= TEXT PROVIDED =

========

Durham, NC: Pitchstone Publishing, 2023
280 pp. $19.95
The irrationality of some parties in today’s political and cultural disputes—especially those involving race—is now so overwhelming that anyone trying to make sense of their arguments might feel paralyzed. In fact, the very idea of “making sense” is considered racist in certain circles: In 2020, the Smithsonian Institution published a document asserting that “objective, rational linear thinking” is a manifestation of “white supremacy” (21). And physicist Chand Prescod-Weinstein has condemned “white empiricism” as a form of “epistemic oppression” (23).
Many of America’s major institutions, from colleges to corporations to government agencies, have likewise embraced the premise that the United States is “systemically racist” and that all good people should direct their energies to “disrupting” the alleged “oppression” of “white society”—which, of course, means the remaining elements of capitalism in today’s mixed economy. To question this orthodoxy—or even, in some cases, to agree with it—is grounds for termination, humiliation, and “cancellation.”

========

= GIVEN DATA =
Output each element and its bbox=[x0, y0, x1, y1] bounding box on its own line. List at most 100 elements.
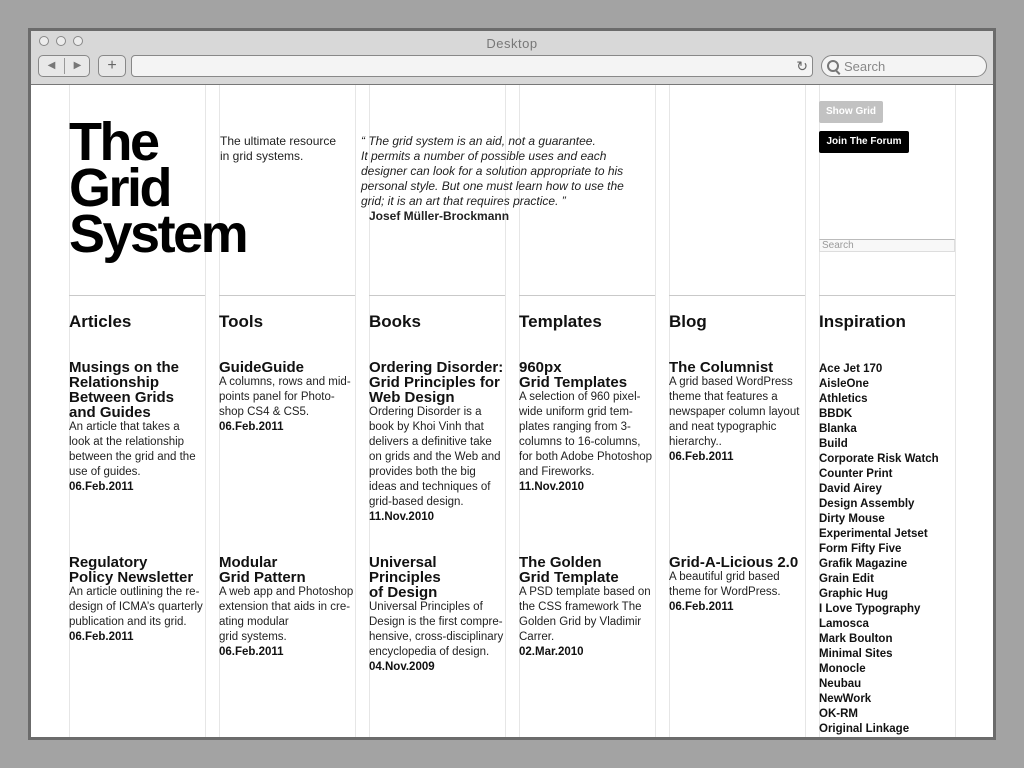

========

= CHALLENGES =
[1] In the passage on race and rationality, name the three consequences it says can follow from questioning the orthodoxy.
[2] Using the passage on race and rationality, answer each question:
(a) In what year did the Smithsonian Institution publish its document?
(b) Who condemned "white empiricism"?
(c) What is the listed price?
Draw only on the passage on race and rationality, not on the material.

= ANSWERS BY TASK =
[1]
termination
humiliation
"cancellation"

[2]
(a) 2020
(b) Physicist Chand Prescod-Weinstein
(c) $19.95